• RECORDS FOR THIS TASK
▼▼▼
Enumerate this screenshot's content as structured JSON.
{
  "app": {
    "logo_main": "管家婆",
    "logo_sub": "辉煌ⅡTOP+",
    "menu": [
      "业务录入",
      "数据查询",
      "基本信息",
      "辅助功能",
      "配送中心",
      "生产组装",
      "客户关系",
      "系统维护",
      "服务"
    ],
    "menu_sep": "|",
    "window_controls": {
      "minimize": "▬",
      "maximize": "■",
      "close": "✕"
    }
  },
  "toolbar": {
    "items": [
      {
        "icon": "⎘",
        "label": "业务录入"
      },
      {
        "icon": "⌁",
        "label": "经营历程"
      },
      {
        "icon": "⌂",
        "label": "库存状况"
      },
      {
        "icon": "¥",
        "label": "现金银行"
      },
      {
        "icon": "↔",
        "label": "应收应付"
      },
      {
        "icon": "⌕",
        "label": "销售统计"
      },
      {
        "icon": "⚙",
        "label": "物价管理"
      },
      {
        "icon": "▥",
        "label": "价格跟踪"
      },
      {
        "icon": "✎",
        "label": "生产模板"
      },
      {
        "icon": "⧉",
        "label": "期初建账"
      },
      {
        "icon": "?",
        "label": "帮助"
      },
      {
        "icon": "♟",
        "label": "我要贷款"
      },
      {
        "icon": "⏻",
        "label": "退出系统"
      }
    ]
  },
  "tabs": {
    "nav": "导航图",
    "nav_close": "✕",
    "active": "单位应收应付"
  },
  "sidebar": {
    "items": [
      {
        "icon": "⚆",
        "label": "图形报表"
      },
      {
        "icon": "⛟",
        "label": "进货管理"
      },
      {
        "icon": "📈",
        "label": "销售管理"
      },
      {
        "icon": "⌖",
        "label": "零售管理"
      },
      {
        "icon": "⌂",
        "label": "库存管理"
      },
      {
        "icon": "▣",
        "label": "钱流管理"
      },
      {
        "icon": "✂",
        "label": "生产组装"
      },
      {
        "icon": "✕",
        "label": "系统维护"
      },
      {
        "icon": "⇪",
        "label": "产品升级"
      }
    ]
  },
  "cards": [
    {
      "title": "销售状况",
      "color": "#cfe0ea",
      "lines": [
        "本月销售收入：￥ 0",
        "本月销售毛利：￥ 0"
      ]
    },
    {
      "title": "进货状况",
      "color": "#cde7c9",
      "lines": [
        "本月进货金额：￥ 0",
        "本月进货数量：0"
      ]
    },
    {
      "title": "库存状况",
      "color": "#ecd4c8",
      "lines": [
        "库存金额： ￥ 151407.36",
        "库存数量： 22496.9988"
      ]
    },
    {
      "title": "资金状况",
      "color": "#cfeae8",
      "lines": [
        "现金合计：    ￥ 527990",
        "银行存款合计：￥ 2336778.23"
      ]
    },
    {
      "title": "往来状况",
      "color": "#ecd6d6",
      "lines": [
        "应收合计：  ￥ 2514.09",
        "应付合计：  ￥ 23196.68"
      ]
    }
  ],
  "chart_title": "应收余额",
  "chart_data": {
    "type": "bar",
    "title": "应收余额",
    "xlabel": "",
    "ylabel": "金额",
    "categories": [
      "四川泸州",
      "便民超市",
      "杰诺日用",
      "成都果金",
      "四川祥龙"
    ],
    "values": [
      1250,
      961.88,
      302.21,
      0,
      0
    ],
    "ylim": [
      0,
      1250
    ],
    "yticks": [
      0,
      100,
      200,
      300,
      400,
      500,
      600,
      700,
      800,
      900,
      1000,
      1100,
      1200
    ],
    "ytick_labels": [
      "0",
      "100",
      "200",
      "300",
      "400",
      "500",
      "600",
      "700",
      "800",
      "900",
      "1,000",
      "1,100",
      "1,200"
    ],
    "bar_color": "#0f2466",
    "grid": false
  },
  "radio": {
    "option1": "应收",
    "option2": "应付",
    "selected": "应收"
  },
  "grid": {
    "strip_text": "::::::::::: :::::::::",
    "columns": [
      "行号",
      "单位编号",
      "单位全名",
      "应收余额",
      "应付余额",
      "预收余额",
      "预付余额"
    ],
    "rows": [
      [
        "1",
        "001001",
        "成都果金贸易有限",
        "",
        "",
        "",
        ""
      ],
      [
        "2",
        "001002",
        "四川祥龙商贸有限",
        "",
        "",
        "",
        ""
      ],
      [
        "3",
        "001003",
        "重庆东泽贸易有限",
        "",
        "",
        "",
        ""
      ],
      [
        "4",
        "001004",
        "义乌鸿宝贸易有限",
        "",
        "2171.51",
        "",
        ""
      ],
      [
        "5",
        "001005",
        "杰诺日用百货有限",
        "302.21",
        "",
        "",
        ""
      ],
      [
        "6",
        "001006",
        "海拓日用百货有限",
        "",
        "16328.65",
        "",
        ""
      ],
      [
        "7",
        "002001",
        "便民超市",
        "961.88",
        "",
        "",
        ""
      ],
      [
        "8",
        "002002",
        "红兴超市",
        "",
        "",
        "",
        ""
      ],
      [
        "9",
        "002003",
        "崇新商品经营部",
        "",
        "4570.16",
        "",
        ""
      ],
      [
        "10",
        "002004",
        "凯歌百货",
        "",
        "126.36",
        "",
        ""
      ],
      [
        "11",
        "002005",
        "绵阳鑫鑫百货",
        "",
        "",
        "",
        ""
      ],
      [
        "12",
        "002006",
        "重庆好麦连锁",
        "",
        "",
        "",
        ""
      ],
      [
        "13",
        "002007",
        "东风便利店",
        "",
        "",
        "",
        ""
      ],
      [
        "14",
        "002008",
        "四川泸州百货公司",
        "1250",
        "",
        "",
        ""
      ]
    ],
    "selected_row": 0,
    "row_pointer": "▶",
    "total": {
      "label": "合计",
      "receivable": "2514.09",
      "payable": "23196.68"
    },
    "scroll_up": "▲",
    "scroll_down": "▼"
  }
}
▲▲▲
• TO DO
Write out the full listing exactly as given.

• ANSWER TO THE TASK
Enumerate this screenshot's content as structured JSON.
{
  "app": {
    "logo_main": "管家婆",
    "logo_sub": "辉煌ⅡTOP+",
    "menu": [
      "业务录入",
      "数据查询",
      "基本信息",
      "辅助功能",
      "配送中心",
      "生产组装",
      "客户关系",
      "系统维护",
      "服务"
    ],
    "menu_sep": "|",
    "window_controls": {
      "minimize": "▬",
      "maximize": "■",
      "close": "✕"
    }
  },
  "toolbar": {
    "items": [
      {
        "icon": "⎘",
        "label": "业务录入"
      },
      {
        "icon": "⌁",
        "label": "经营历程"
      },
      {
        "icon": "⌂",
        "label": "库存状况"
      },
      {
        "icon": "¥",
        "label": "现金银行"
      },
      {
        "icon": "↔",
        "label": "应收应付"
      },
      {
        "icon": "⌕",
        "label": "销售统计"
      },
      {
        "icon": "⚙",
        "label": "物价管理"
      },
      {
        "icon": "▥",
        "label": "价格跟踪"
      },
      {
        "icon": "✎",
        "label": "生产模板"
      },
      {
        "icon": "⧉",
        "label": "期初建账"
      },
      {
        "icon": "?",
        "label": "帮助"
      },
      {
        "icon": "♟",
        "label": "我要贷款"
      },
      {
        "icon": "⏻",
        "label": "退出系统"
      }
    ]
  },
  "tabs": {
    "nav": "导航图",
    "nav_close": "✕",
    "active": "单位应收应付"
  },
  "sidebar": {
    "items": [
      {
        "icon": "⚆",
        "label": "图形报表"
      },
      {
        "icon": "⛟",
        "label": "进货管理"
      },
      {
        "icon": "📈",
        "label": "销售管理"
      },
      {
        "icon": "⌖",
        "label": "零售管理"
      },
      {
        "icon": "⌂",
        "label": "库存管理"
      },
      {
        "icon": "▣",
        "label": "钱流管理"
      },
      {
        "icon": "✂",
        "label": "生产组装"
      },
      {
        "icon": "✕",
        "label": "系统维护"
      },
      {
        "icon": "⇪",
        "label": "产品升级"
      }
    ]
  },
  "cards": [
    {
      "title": "销售状况",
      "color": "#cfe0ea",
      "lines": [
        "本月销售收入：￥ 0",
        "本月销售毛利：￥ 0"
      ]
    },
    {
      "title": "进货状况",
      "color": "#cde7c9",
      "lines": [
        "本月进货金额：￥ 0",
        "本月进货数量：0"
      ]
    },
    {
      "title": "库存状况",
      "color": "#ecd4c8",
      "lines": [
        "库存金额： ￥ 151407.36",
        "库存数量： 22496.9988"
      ]
    },
    {
      "title": "资金状况",
      "color": "#cfeae8",
      "lines": [
        "现金合计：    ￥ 527990",
        "银行存款合计：￥ 2336778.23"
      ]
    },
    {
      "title": "往来状况",
      "color": "#ecd6d6",
      "lines": [
        "应收合计：  ￥ 2514.09",
        "应付合计：  ￥ 23196.68"
      ]
    }
  ],
  "chart_title": "应收余额",
  "chart_data": {
    "type": "bar",
    "title": "应收余额",
    "xlabel": "",
    "ylabel": "金额",
    "categories": [
      "四川泸州",
      "便民超市",
      "杰诺日用",
      "成都果金",
      "四川祥龙"
    ],
    "values": [
      1250,
      961.88,
      302.21,
      0,
      0
    ],
    "ylim": [
      0,
      1250
    ],
    "yticks": [
      0,
      100,
      200,
      300,
      400,
      500,
      600,
      700,
      800,
      900,
      1000,
      1100,
      1200
    ],
    "ytick_labels": [
      "0",
      "100",
      "200",
      "300",
      "400",
      "500",
      "600",
      "700",
      "800",
      "900",
      "1,000",
      "1,100",
      "1,200"
    ],
    "bar_color": "#0f2466",
    "grid": false
  },
  "radio": {
    "option1": "应收",
    "option2": "应付",
    "selected": "应收"
  },
  "grid": {
    "strip_text": "::::::::::: :::::::::",
    "columns": [
      "行号",
      "单位编号",
      "单位全名",
      "应收余额",
      "应付余额",
      "预收余额",
      "预付余额"
    ],
    "rows": [
      [
        "1",
        "001001",
        "成都果金贸易有限",
        "",
        "",
        "",
        ""
      ],
      [
        "2",
        "001002",
        "四川祥龙商贸有限",
        "",
        "",
        "",
        ""
      ],
      [
        "3",
        "001003",
        "重庆东泽贸易有限",
        "",
        "",
        "",
        ""
      ],
      [
        "4",
        "001004",
        "义乌鸿宝贸易有限",
        "",
        "2171.51",
        "",
        ""
      ],
      [
        "5",
        "001005",
        "杰诺日用百货有限",
        "302.21",
        "",
        "",
        ""
      ],
      [
        "6",
        "001006",
        "海拓日用百货有限",
        "",
        "16328.65",
        "",
        ""
      ],
      [
        "7",
        "002001",
        "便民超市",
        "961.88",
        "",
        "",
        ""
      ],
      [
        "8",
        "002002",
        "红兴超市",
        "",
        "",
        "",
        ""
      ],
      [
        "9",
        "002003",
        "崇新商品经营部",
        "",
        "4570.16",
        "",
        ""
      ],
      [
        "10",
        "002004",
        "凯歌百货",
        "",
        "126.36",
        "",
        ""
      ],
      [
        "11",
        "002005",
        "绵阳鑫鑫百货",
        "",
        "",
        "",
        ""
      ],
      [
        "12",
        "002006",
        "重庆好麦连锁",
        "",
        "",
        "",
        ""
      ],
      [
        "13",
        "002007",
        "东风便利店",
        "",
        "",
        "",
        ""
      ],
      [
        "14",
        "002008",
        "四川泸州百货公司",
        "1250",
        "",
        "",
        ""
      ]
    ],
    "selected_row": 0,
    "row_pointer": "▶",
    "total": {
      "label": "合计",
      "receivable": "2514.09",
      "payable": "23196.68"
    },
    "scroll_up": "▲",
    "scroll_down": "▼"
  }
}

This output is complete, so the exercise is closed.